-- START --

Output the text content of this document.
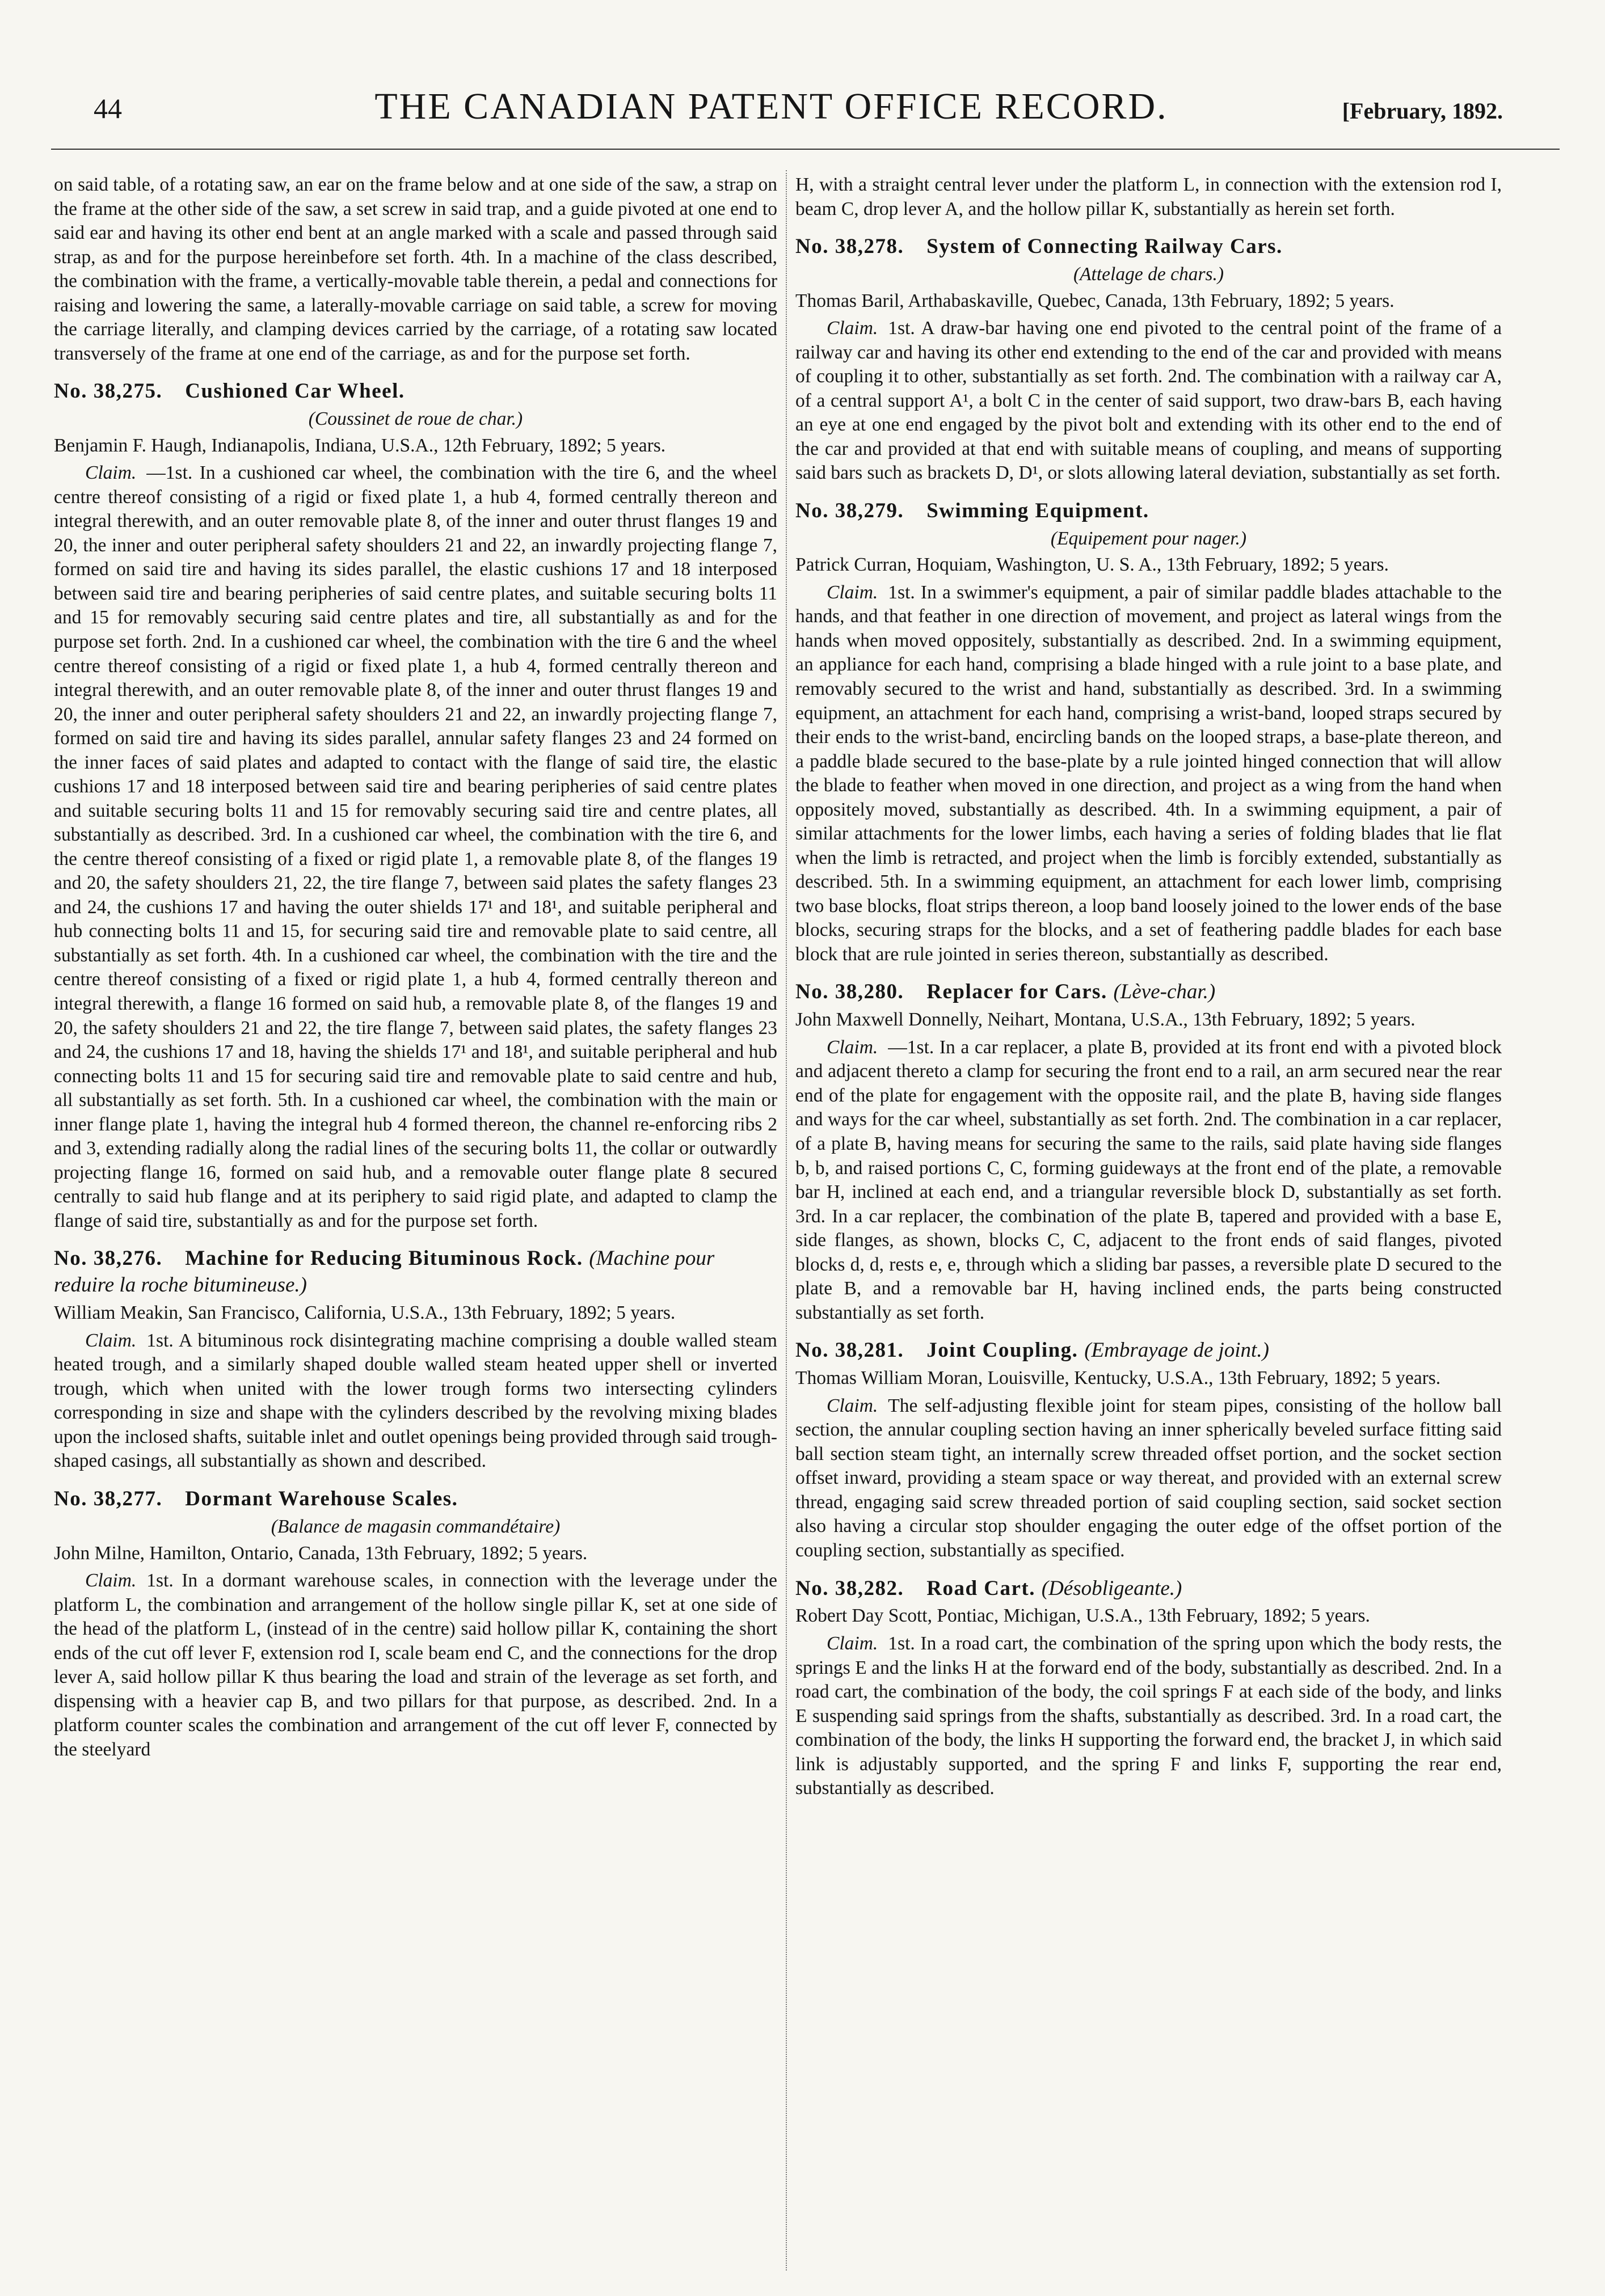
44	THE CANADIAN PATENT OFFICE RECORD.	[February, 1892.

on said table, of a rotating saw, an ear on the frame below and at one side of the saw, a strap on the frame at the other side of the saw, a set screw in said trap, and a guide pivoted at one end to said ear and having its other end bent at an angle marked with a scale and passed through said strap, as and for the purpose hereinbefore set forth. 4th. In a machine of the class described, the combination with the frame, a vertically-movable table therein, a pedal and connections for raising and lowering the same, a laterally-movable carriage on said table, a screw for moving the carriage literally, and clamping devices carried by the carriage, of a rotating saw located transversely of the frame at one end of the carriage, as and for the purpose set forth.

No. 38,275. Cushioned Car Wheel.
(Coussinet de roue de char.)
Benjamin F. Haugh, Indianapolis, Indiana, U.S.A., 12th February, 1892; 5 years.

Claim. —1st. In a cushioned car wheel, the combination with the tire 6, and the wheel centre thereof consisting of a rigid or fixed plate 1, a hub 4, formed centrally thereon and integral therewith, and an outer removable plate 8, of the inner and outer thrust flanges 19 and 20, the inner and outer peripheral safety shoulders 21 and 22, an inwardly projecting flange 7, formed on said tire and having its sides parallel, the elastic cushions 17 and 18 interposed between said tire and bearing peripheries of said centre plates, and suitable securing bolts 11 and 15 for removably securing said centre plates and tire, all substantially as and for the purpose set forth. 2nd. In a cushioned car wheel, the combination with the tire 6 and the wheel centre thereof consisting of a rigid or fixed plate 1, a hub 4, formed centrally thereon and integral therewith, and an outer removable plate 8, of the inner and outer thrust flanges 19 and 20, the inner and outer peripheral safety shoulders 21 and 22, an inwardly projecting flange 7, formed on said tire and having its sides parallel, annular safety flanges 23 and 24 formed on the inner faces of said plates and adapted to contact with the flange of said tire, the elastic cushions 17 and 18 interposed between said tire and bearing peripheries of said centre plates and suitable securing bolts 11 and 15 for removably securing said tire and centre plates, all substantially as described. 3rd. In a cushioned car wheel, the combination with the tire 6, and the centre thereof consisting of a fixed or rigid plate 1, a removable plate 8, of the flanges 19 and 20, the safety shoulders 21, 22, the tire flange 7, between said plates the safety flanges 23 and 24, the cushions 17 and having the outer shields 17¹ and 18¹, and suitable peripheral and hub connecting bolts 11 and 15, for securing said tire and removable plate to said centre, all substantially as set forth. 4th. In a cushioned car wheel, the combination with the tire and the centre thereof consisting of a fixed or rigid plate 1, a hub 4, formed centrally thereon and integral therewith, a flange 16 formed on said hub, a removable plate 8, of the flanges 19 and 20, the safety shoulders 21 and 22, the tire flange 7, between said plates, the safety flanges 23 and 24, the cushions 17 and 18, having the shields 17¹ and 18¹, and suitable peripheral and hub connecting bolts 11 and 15 for securing said tire and removable plate to said centre and hub, all substantially as set forth. 5th. In a cushioned car wheel, the combination with the main or inner flange plate 1, having the integral hub 4 formed thereon, the channel re-enforcing ribs 2 and 3, extending radially along the radial lines of the securing bolts 11, the collar or outwardly projecting flange 16, formed on said hub, and a removable outer flange plate 8 secured centrally to said hub flange and at its periphery to said rigid plate, and adapted to clamp the flange of said tire, substantially as and for the purpose set forth.

No. 38,276. Machine for Reducing Bituminous Rock. (Machine pour reduire la roche bitumineuse.)
William Meakin, San Francisco, California, U.S.A., 13th February, 1892; 5 years.

Claim. 1st. A bituminous rock disintegrating machine comprising a double walled steam heated trough, and a similarly shaped double walled steam heated upper shell or inverted trough, which when united with the lower trough forms two intersecting cylinders corresponding in size and shape with the cylinders described by the revolving mixing blades upon the inclosed shafts, suitable inlet and outlet openings being provided through said trough-shaped casings, all substantially as shown and described.

No. 38,277. Dormant Warehouse Scales.
(Balance de magasin commandétaire)
John Milne, Hamilton, Ontario, Canada, 13th February, 1892; 5 years.

Claim. 1st. In a dormant warehouse scales, in connection with the leverage under the platform L, the combination and arrangement of the hollow single pillar K, set at one side of the head of the platform L, (instead of in the centre) said hollow pillar K, containing the short ends of the cut off lever F, extension rod I, scale beam end C, and the connections for the drop lever A, said hollow pillar K thus bearing the load and strain of the leverage as set forth, and dispensing with a heavier cap B, and two pillars for that purpose, as described. 2nd. In a platform counter scales the combination and arrangement of the cut off lever F, connected by the steelyard

H, with a straight central lever under the platform L, in connection with the extension rod I, beam C, drop lever A, and the hollow pillar K, substantially as herein set forth.

No. 38,278. System of Connecting Railway Cars.
(Attelage de chars.)
Thomas Baril, Arthabaskaville, Quebec, Canada, 13th February, 1892; 5 years.

Claim. 1st. A draw-bar having one end pivoted to the central point of the frame of a railway car and having its other end extending to the end of the car and provided with means of coupling it to other, substantially as set forth. 2nd. The combination with a railway car A, of a central support A¹, a bolt C in the center of said support, two draw-bars B, each having an eye at one end engaged by the pivot bolt and extending with its other end to the end of the car and provided at that end with suitable means of coupling, and means of supporting said bars such as brackets D, D¹, or slots allowing lateral deviation, substantially as set forth.

No. 38,279. Swimming Equipment.
(Equipement pour nager.)
Patrick Curran, Hoquiam, Washington, U. S. A., 13th February, 1892; 5 years.

Claim. 1st. In a swimmer's equipment, a pair of similar paddle blades attachable to the hands, and that feather in one direction of movement, and project as lateral wings from the hands when moved oppositely, substantially as described. 2nd. In a swimming equipment, an appliance for each hand, comprising a blade hinged with a rule joint to a base plate, and removably secured to the wrist and hand, substantially as described. 3rd. In a swimming equipment, an attachment for each hand, comprising a wrist-band, looped straps secured by their ends to the wrist-band, encircling bands on the looped straps, a base-plate thereon, and a paddle blade secured to the base-plate by a rule jointed hinged connection that will allow the blade to feather when moved in one direction, and project as a wing from the hand when oppositely moved, substantially as described. 4th. In a swimming equipment, a pair of similar attachments for the lower limbs, each having a series of folding blades that lie flat when the limb is retracted, and project when the limb is forcibly extended, substantially as described. 5th. In a swimming equipment, an attachment for each lower limb, comprising two base blocks, float strips thereon, a loop band loosely joined to the lower ends of the base blocks, securing straps for the blocks, and a set of feathering paddle blades for each base block that are rule jointed in series thereon, substantially as described.

No. 38,280. Replacer for Cars. (Lève-char.)
John Maxwell Donnelly, Neihart, Montana, U.S.A., 13th February, 1892; 5 years.

Claim. —1st. In a car replacer, a plate B, provided at its front end with a pivoted block and adjacent thereto a clamp for securing the front end to a rail, an arm secured near the rear end of the plate for engagement with the opposite rail, and the plate B, having side flanges and ways for the car wheel, substantially as set forth. 2nd. The combination in a car replacer, of a plate B, having means for securing the same to the rails, said plate having side flanges b, b, and raised portions C, C, forming guideways at the front end of the plate, a removable bar H, inclined at each end, and a triangular reversible block D, substantially as set forth. 3rd. In a car replacer, the combination of the plate B, tapered and provided with a base E, side flanges, as shown, blocks C, C, adjacent to the front ends of said flanges, pivoted blocks d, d, rests e, e, through which a sliding bar passes, a reversible plate D secured to the plate B, and a removable bar H, having inclined ends, the parts being constructed substantially as set forth.

No. 38,281. Joint Coupling. (Embrayage de joint.)
Thomas William Moran, Louisville, Kentucky, U.S.A., 13th February, 1892; 5 years.

Claim. The self-adjusting flexible joint for steam pipes, consisting of the hollow ball section, the annular coupling section having an inner spherically beveled surface fitting said ball section steam tight, an internally screw threaded offset portion, and the socket section offset inward, providing a steam space or way thereat, and provided with an external screw thread, engaging said screw threaded portion of said coupling section, said socket section also having a circular stop shoulder engaging the outer edge of the offset portion of the coupling section, substantially as specified.

No. 38,282. Road Cart. (Désobligeante.)
Robert Day Scott, Pontiac, Michigan, U.S.A., 13th February, 1892; 5 years.

Claim. 1st. In a road cart, the combination of the spring upon which the body rests, the springs E and the links H at the forward end of the body, substantially as described. 2nd. In a road cart, the combination of the body, the coil springs F at each side of the body, and links E suspending said springs from the shafts, substantially as described. 3rd. In a road cart, the combination of the body, the links H supporting the forward end, the bracket J, in which said link is adjustably supported, and the spring F and links F, supporting the rear end, substantially as described.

-- END --

● WORK INSTRUCTIONS
Work through the records above line by line and count those that hold the string "Cars". Give only the result.

● FINISHED TASK
2